REQUIRED WORK
Within the records that follow, find every line containing the string "modification". Copy those lines.

RECORD LIST
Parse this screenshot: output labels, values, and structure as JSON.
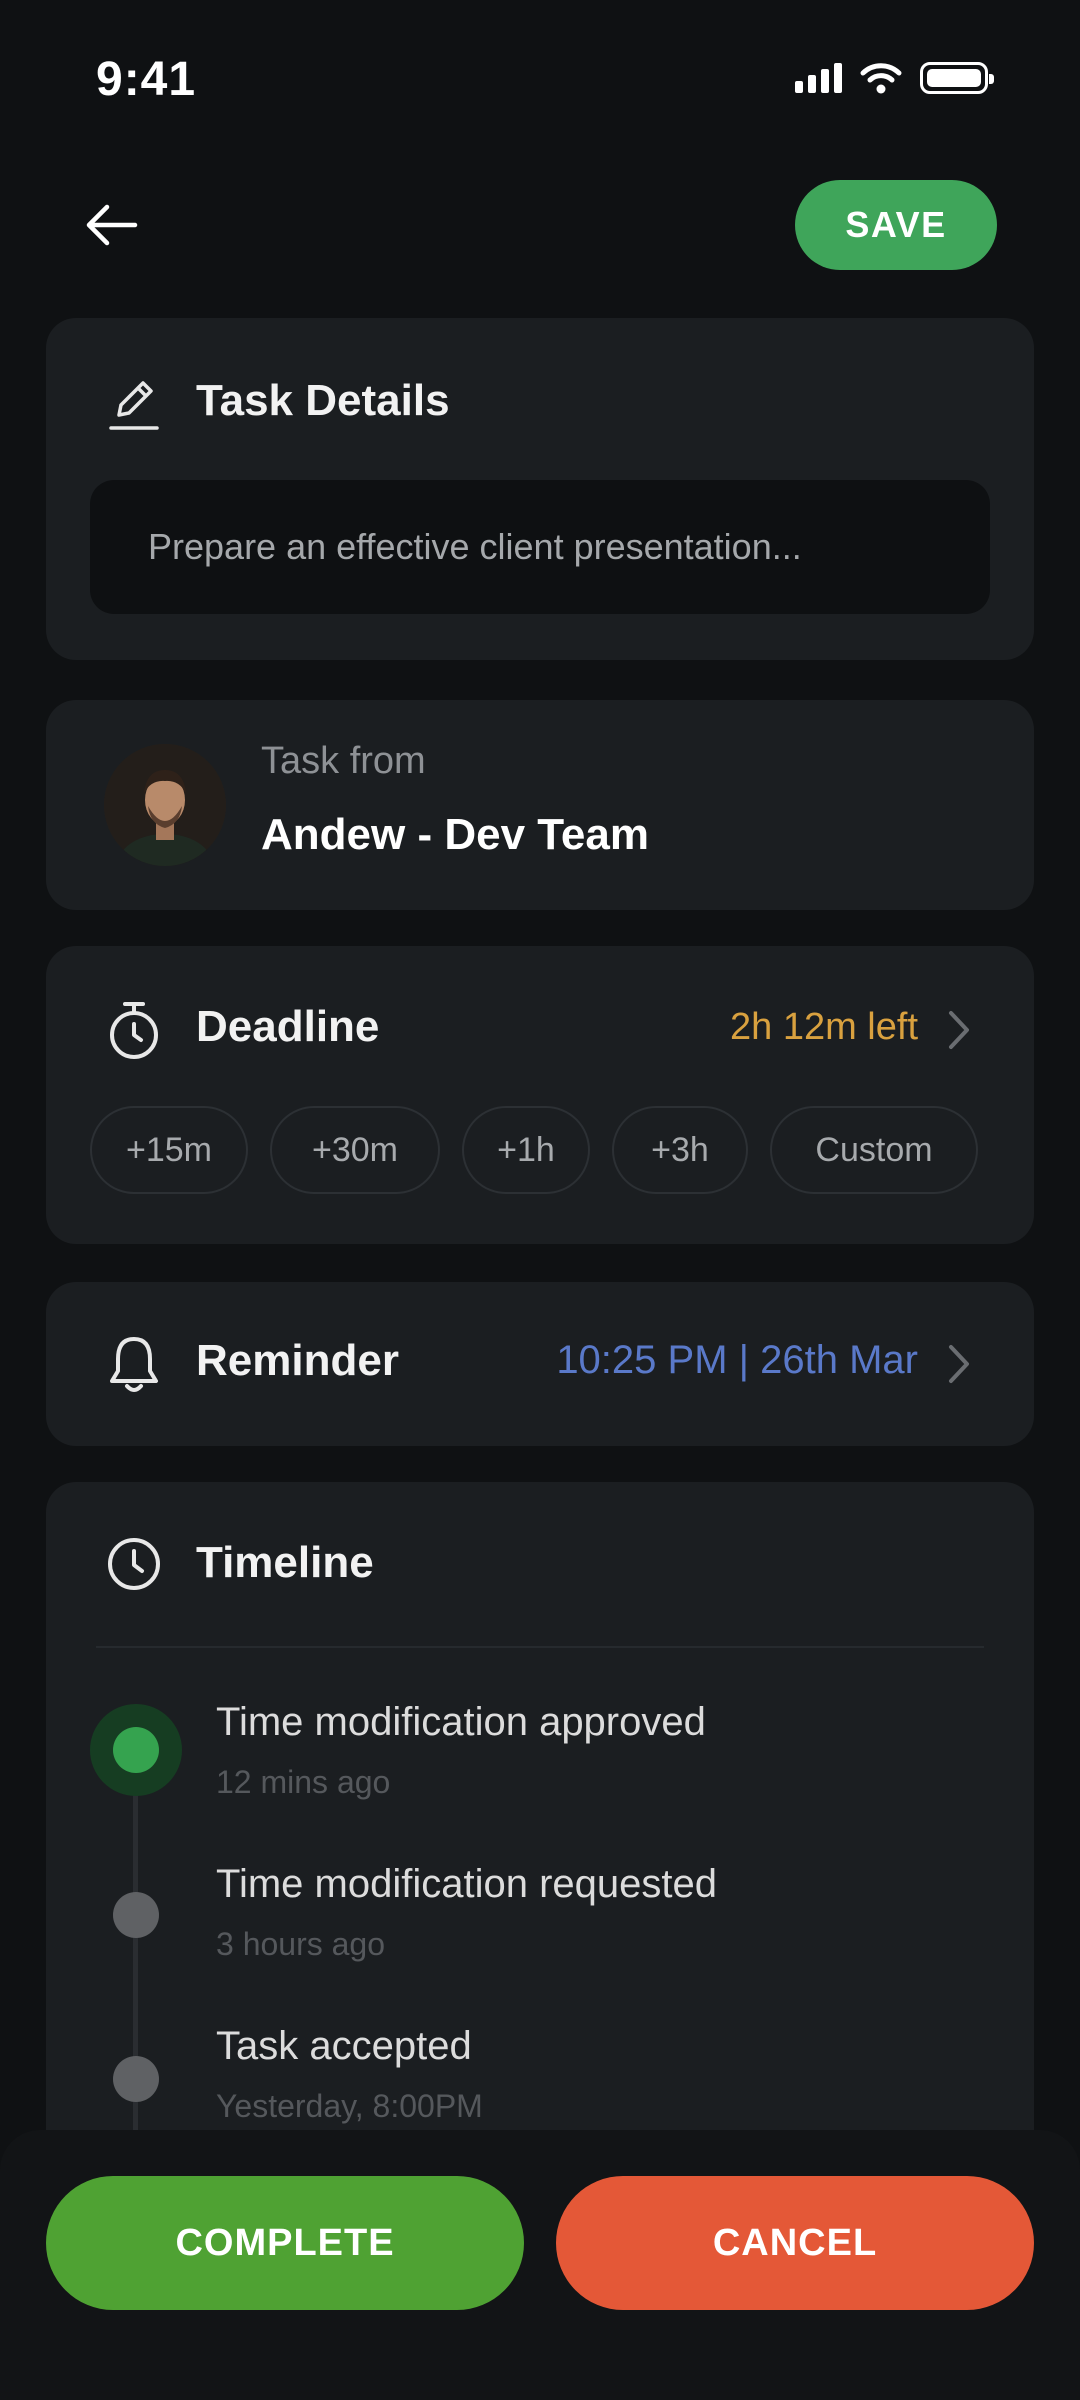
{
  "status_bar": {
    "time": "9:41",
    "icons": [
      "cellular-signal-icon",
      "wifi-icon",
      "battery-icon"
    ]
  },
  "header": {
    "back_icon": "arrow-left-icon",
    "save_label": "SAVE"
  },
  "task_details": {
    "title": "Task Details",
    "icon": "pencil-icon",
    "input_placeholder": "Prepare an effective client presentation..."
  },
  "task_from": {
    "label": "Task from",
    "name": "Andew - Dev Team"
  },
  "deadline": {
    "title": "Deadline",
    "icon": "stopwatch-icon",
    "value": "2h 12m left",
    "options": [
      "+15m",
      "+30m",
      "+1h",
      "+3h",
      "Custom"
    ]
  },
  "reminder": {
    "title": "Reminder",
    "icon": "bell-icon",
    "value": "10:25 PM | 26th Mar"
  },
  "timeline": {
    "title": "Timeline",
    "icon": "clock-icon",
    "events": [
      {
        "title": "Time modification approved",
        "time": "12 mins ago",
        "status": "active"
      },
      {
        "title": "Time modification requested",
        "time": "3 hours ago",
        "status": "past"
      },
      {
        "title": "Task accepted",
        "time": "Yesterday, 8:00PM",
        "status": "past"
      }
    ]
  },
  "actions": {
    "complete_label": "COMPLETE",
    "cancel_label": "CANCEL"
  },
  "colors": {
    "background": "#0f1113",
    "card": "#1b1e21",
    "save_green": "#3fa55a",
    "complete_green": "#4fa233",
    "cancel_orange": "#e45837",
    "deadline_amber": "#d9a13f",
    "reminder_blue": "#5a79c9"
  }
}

==

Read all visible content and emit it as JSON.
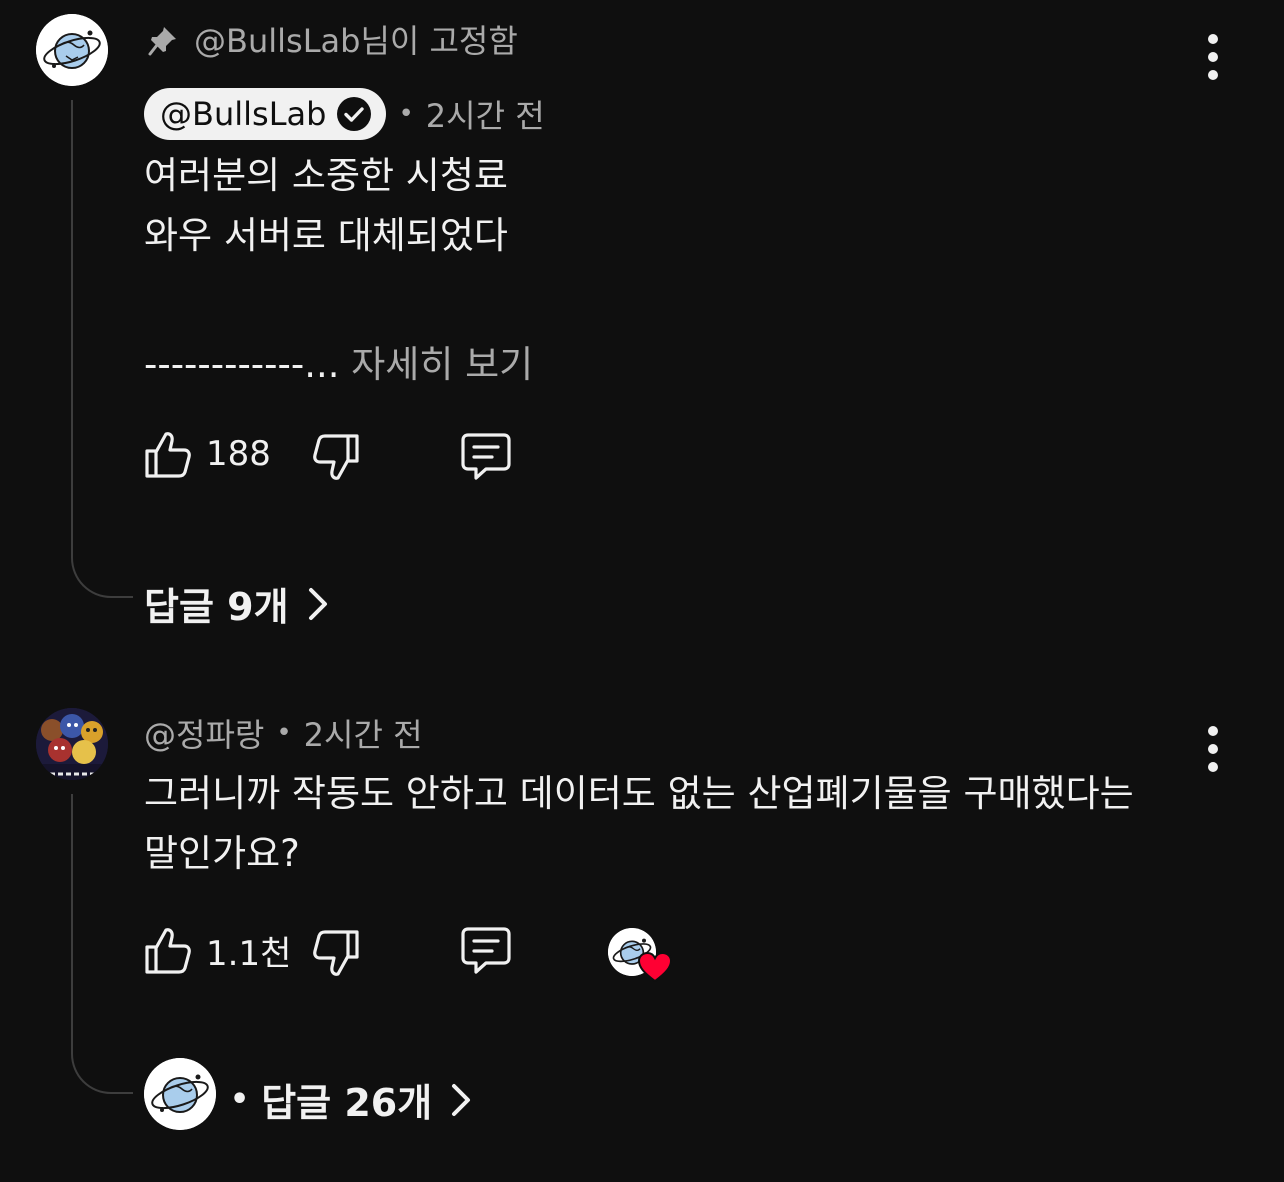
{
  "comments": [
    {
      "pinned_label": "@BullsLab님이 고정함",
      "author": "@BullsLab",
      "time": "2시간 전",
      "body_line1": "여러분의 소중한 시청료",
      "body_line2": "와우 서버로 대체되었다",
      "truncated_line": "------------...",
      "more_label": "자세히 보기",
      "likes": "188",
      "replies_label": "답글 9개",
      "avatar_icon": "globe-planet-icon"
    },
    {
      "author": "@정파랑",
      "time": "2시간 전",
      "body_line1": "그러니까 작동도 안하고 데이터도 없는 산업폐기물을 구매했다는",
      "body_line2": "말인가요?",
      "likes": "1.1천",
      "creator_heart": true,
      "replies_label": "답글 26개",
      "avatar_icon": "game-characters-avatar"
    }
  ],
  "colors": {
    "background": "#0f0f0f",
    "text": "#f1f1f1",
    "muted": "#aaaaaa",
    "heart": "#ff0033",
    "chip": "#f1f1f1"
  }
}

OUTPUT OF THE TASK
        "title": "Time modification approved",
        "title": "Time modification requested",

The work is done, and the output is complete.